Go through the records and show each line where the word "something" occurs.

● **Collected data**
— Start —

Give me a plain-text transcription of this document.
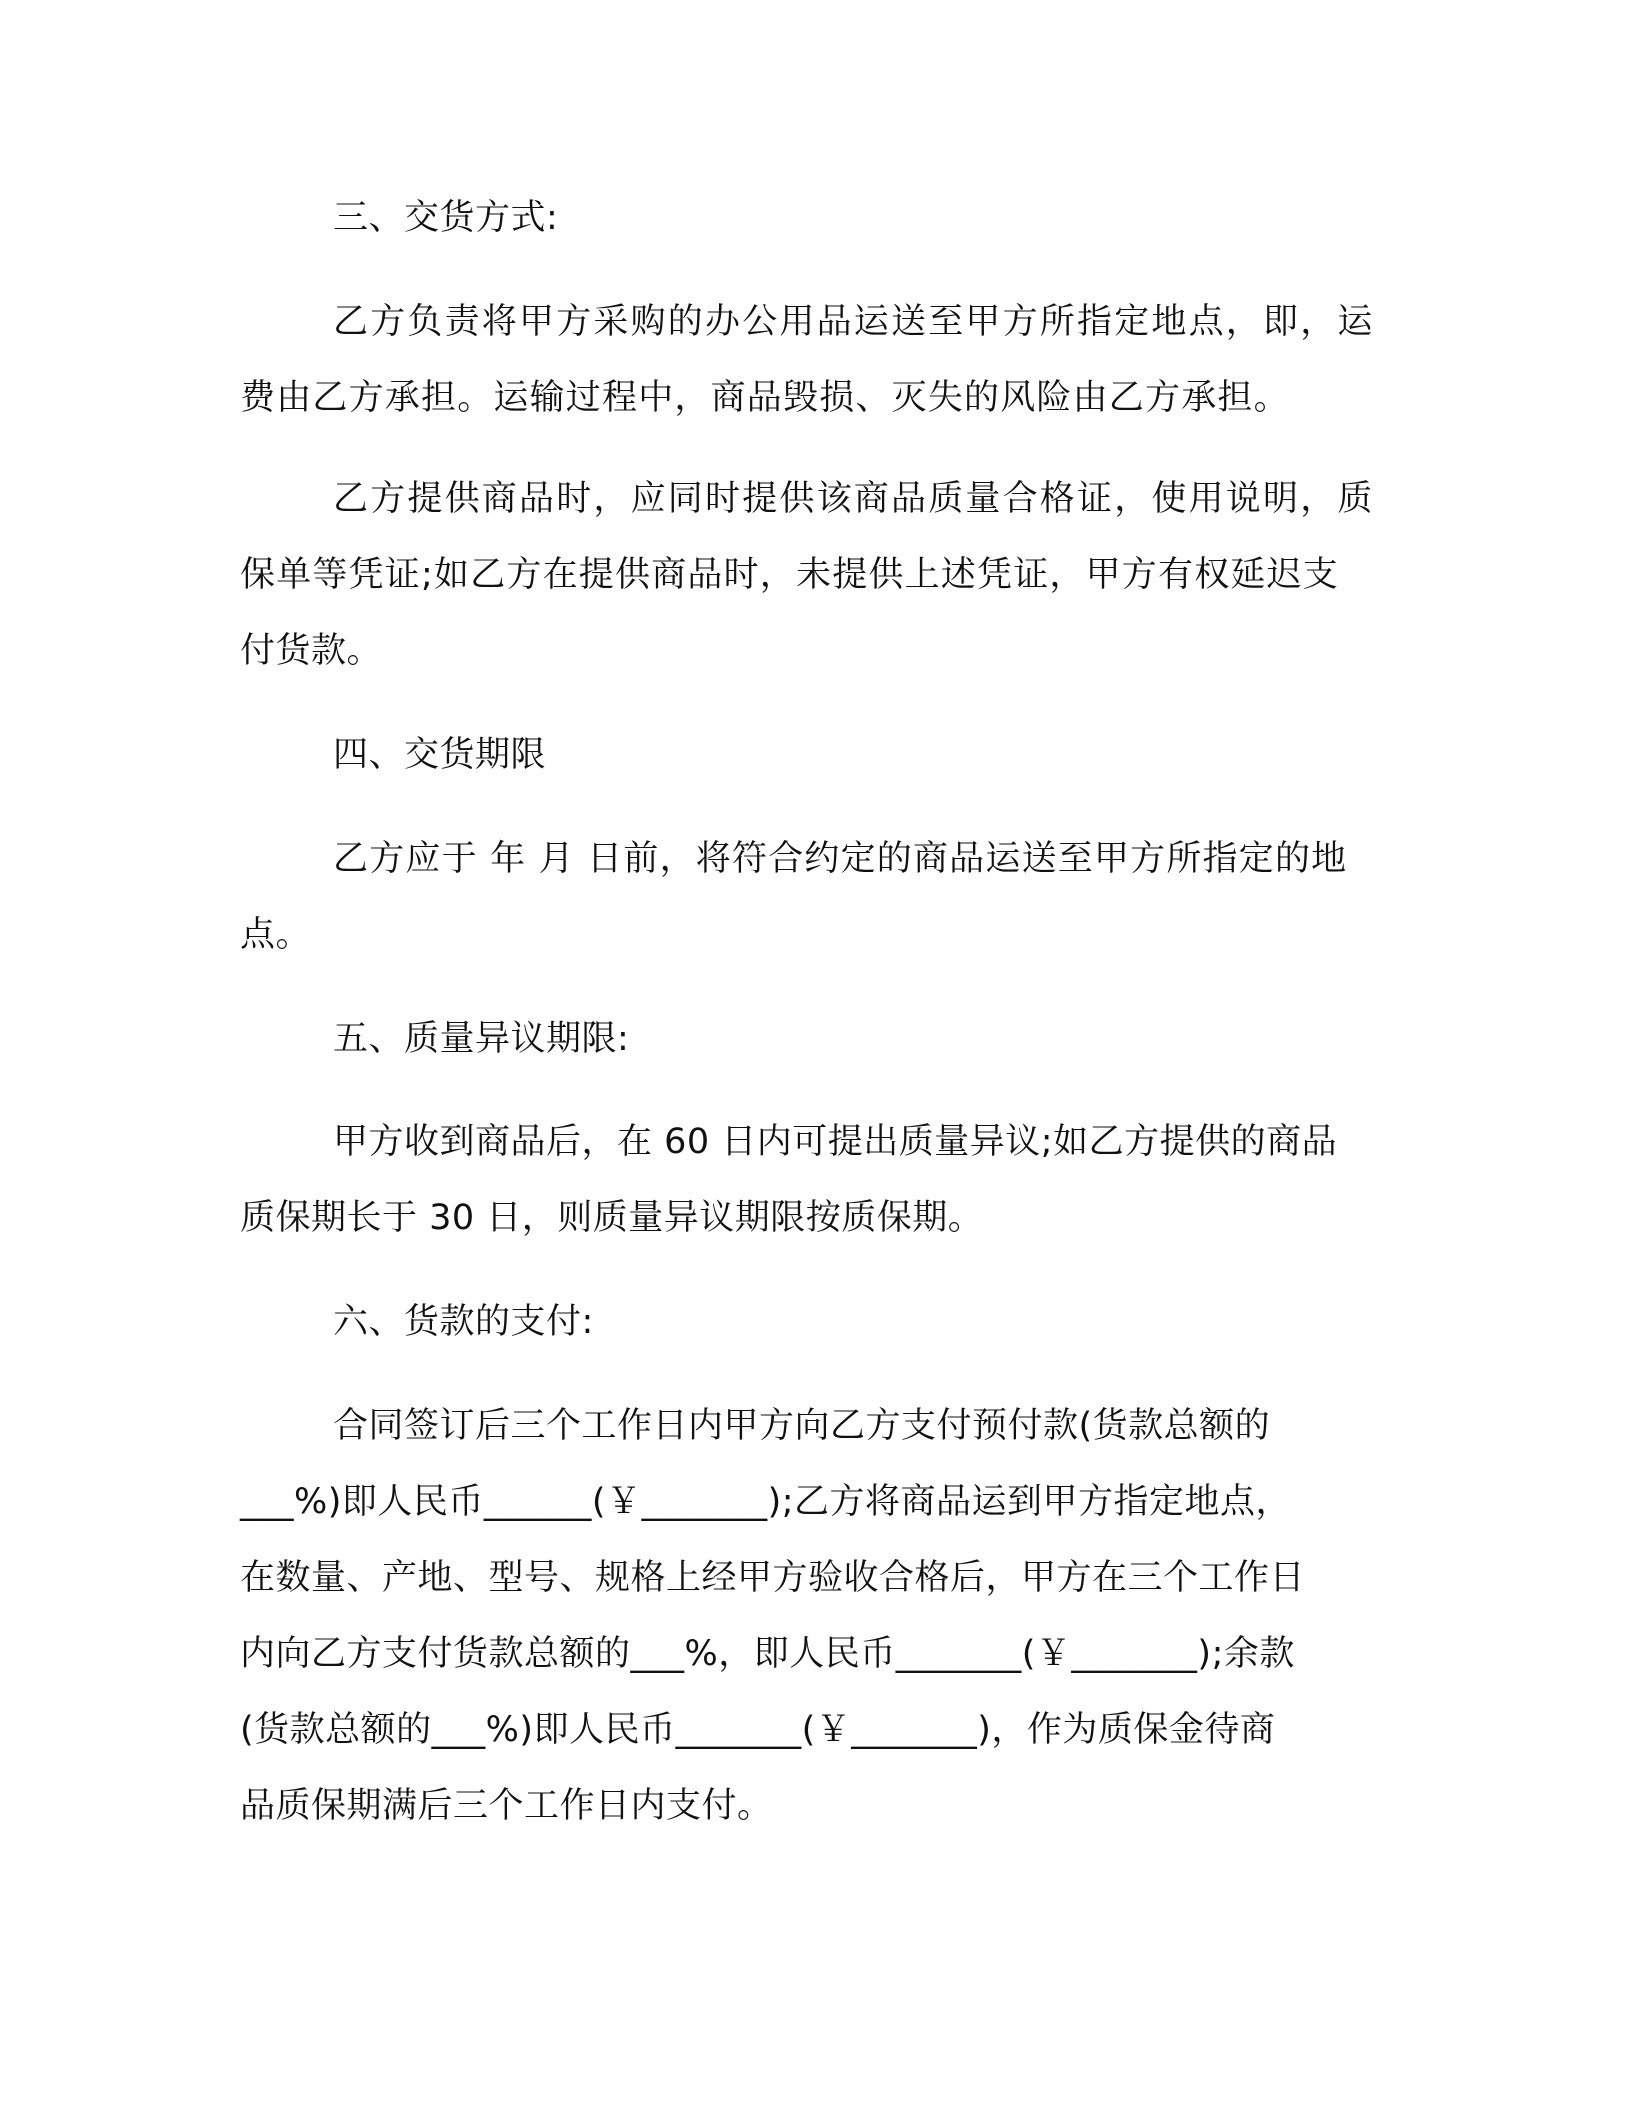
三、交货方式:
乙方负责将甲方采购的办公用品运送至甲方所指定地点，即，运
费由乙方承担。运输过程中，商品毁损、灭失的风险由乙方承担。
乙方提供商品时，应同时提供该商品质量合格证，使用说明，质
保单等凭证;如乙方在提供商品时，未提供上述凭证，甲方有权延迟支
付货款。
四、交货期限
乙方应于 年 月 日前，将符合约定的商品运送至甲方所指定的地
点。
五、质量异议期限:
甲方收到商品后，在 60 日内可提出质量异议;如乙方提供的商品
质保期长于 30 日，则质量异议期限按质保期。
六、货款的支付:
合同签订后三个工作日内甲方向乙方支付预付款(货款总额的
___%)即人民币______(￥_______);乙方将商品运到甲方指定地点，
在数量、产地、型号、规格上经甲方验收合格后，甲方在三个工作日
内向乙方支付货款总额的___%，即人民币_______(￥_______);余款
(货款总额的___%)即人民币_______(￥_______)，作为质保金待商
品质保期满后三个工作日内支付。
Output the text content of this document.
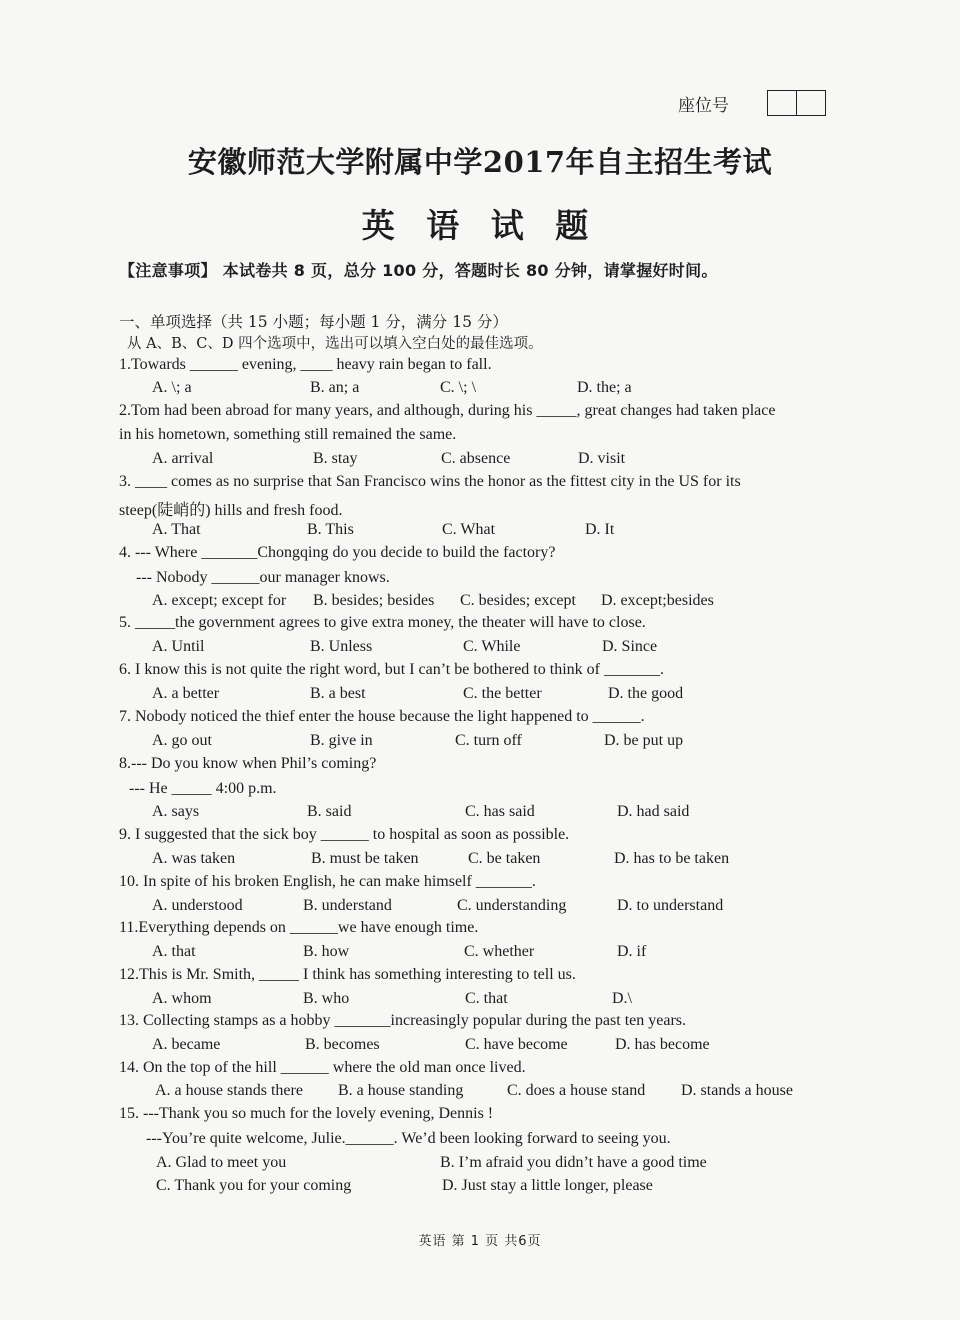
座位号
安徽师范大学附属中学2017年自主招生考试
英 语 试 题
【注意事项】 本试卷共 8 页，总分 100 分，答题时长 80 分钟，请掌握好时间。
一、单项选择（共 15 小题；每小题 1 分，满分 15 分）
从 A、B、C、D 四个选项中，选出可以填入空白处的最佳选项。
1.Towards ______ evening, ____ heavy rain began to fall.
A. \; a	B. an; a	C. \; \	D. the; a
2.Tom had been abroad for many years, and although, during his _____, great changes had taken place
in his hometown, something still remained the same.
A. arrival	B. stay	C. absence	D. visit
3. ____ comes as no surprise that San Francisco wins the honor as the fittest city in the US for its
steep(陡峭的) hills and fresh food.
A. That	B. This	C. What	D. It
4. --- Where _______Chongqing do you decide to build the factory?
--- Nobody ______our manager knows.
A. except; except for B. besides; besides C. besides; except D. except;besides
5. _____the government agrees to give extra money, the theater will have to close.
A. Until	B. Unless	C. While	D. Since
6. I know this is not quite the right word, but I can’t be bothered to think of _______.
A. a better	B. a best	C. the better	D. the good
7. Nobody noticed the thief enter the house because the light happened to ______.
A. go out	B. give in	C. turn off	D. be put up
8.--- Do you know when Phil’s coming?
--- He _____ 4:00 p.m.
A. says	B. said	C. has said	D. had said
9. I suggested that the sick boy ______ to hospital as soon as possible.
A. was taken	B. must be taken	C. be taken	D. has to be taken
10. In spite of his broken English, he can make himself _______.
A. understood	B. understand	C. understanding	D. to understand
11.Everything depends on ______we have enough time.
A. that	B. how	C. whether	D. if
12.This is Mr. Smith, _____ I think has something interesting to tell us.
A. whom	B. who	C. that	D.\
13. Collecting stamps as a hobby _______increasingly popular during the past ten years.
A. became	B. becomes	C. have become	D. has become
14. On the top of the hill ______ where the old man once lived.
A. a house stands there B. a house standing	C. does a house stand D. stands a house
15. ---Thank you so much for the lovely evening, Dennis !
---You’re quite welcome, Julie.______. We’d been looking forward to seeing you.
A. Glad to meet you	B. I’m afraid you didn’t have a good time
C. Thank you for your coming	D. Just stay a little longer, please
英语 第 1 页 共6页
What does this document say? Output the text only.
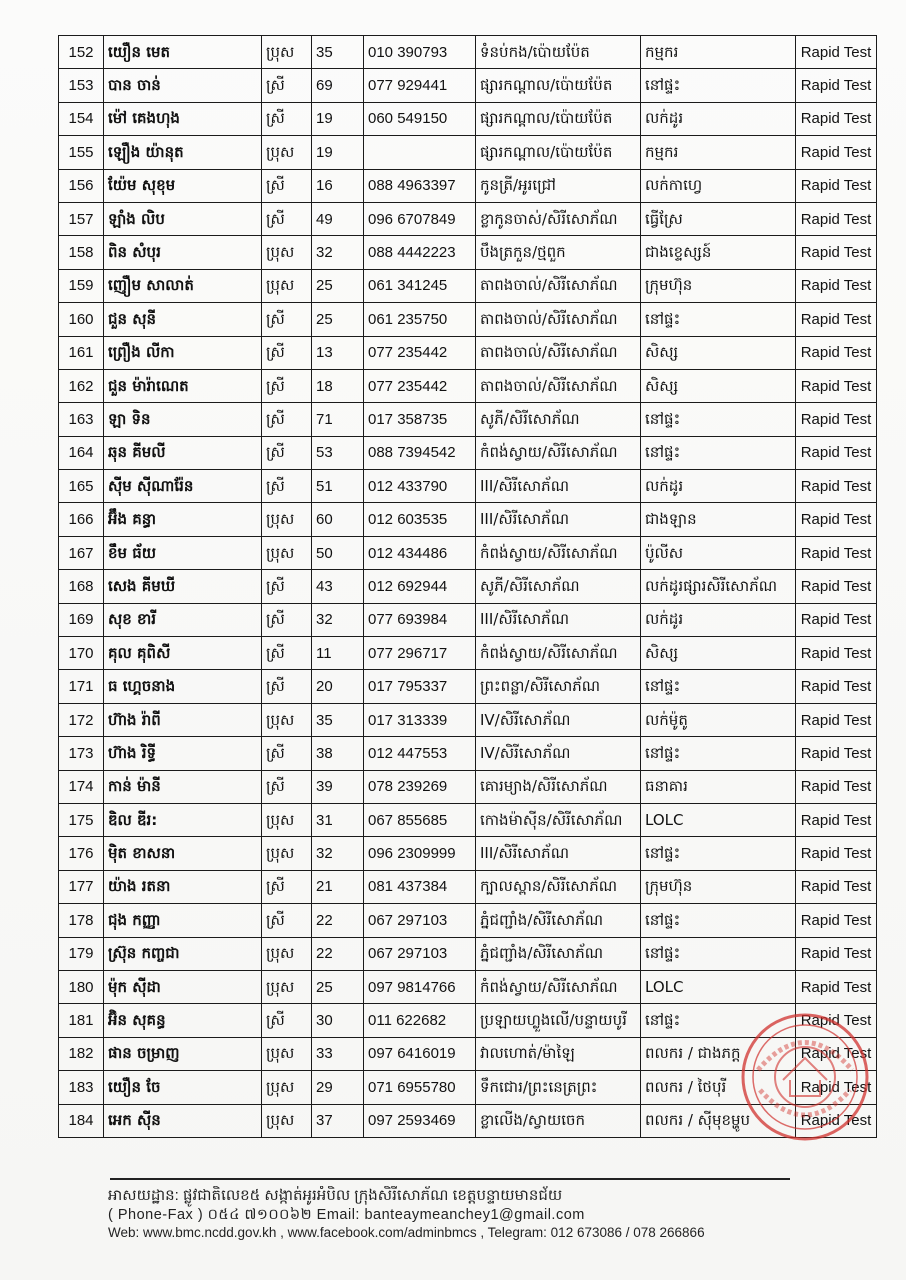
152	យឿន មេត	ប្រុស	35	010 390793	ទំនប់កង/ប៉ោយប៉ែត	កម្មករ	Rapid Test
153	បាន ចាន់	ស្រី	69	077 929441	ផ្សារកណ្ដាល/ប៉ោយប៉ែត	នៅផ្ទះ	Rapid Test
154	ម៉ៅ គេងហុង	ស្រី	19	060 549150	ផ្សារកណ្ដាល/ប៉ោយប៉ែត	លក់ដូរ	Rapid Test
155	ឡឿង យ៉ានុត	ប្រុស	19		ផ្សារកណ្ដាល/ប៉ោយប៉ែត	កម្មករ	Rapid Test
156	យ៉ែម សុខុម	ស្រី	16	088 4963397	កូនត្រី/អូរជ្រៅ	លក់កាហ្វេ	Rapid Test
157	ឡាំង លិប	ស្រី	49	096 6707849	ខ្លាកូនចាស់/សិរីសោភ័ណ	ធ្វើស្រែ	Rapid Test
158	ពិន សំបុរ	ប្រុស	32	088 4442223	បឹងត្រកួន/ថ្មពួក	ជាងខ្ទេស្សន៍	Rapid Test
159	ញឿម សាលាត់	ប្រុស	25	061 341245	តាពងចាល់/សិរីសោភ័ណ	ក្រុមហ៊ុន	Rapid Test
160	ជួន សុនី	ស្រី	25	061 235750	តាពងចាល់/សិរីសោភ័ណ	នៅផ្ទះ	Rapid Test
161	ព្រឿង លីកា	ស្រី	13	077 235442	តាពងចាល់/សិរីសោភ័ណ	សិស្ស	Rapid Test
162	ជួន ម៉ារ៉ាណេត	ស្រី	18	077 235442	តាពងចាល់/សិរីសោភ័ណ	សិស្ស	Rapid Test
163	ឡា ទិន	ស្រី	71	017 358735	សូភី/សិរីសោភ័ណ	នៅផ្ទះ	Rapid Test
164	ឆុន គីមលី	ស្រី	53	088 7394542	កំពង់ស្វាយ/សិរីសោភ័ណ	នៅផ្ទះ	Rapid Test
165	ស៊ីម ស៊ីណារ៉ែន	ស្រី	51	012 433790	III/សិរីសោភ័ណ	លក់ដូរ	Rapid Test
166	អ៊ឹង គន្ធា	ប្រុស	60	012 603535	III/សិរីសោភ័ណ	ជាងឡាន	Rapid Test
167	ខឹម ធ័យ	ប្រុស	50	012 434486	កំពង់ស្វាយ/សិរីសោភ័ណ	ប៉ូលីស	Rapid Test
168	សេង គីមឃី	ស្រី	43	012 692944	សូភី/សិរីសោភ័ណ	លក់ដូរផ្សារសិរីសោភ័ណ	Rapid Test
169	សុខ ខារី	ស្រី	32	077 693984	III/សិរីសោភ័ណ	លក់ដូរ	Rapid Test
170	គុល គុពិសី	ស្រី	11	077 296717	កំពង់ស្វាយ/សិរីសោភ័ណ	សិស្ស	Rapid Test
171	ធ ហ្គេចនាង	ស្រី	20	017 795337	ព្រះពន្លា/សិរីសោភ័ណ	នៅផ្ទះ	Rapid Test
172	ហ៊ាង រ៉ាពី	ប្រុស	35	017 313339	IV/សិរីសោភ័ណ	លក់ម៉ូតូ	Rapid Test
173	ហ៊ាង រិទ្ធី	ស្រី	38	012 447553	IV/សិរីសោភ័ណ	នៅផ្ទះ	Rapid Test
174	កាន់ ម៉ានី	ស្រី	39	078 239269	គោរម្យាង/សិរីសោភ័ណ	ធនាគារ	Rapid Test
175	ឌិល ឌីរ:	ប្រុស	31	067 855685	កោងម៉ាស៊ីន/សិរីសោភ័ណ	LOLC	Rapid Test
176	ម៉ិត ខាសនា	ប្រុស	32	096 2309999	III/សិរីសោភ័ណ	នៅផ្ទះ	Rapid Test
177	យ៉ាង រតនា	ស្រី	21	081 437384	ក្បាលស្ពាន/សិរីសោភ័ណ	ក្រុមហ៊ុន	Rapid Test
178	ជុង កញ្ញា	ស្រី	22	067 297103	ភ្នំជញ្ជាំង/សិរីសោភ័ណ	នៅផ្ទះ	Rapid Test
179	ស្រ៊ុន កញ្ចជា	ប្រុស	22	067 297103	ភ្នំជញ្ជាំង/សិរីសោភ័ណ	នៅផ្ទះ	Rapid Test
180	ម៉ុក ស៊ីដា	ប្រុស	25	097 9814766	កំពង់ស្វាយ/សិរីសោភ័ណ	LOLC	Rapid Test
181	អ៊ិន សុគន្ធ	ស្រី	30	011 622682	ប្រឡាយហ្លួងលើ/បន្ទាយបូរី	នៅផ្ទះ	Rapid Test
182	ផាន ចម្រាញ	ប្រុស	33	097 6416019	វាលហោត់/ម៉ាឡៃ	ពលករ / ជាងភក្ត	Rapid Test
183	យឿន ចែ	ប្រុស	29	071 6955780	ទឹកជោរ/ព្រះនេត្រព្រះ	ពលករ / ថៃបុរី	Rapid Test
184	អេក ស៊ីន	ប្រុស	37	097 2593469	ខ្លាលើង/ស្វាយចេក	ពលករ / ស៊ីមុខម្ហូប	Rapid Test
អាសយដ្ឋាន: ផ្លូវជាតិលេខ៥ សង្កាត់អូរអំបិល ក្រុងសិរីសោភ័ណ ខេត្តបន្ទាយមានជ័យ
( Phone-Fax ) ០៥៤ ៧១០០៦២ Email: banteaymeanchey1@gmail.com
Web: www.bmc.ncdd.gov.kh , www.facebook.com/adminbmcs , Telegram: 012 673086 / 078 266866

— End —

● **OUTPUT OF THE EXERCISE**
in his hometown, something still remained the same.
12.This is Mr. Smith, _____ I think has something interesting to tell us.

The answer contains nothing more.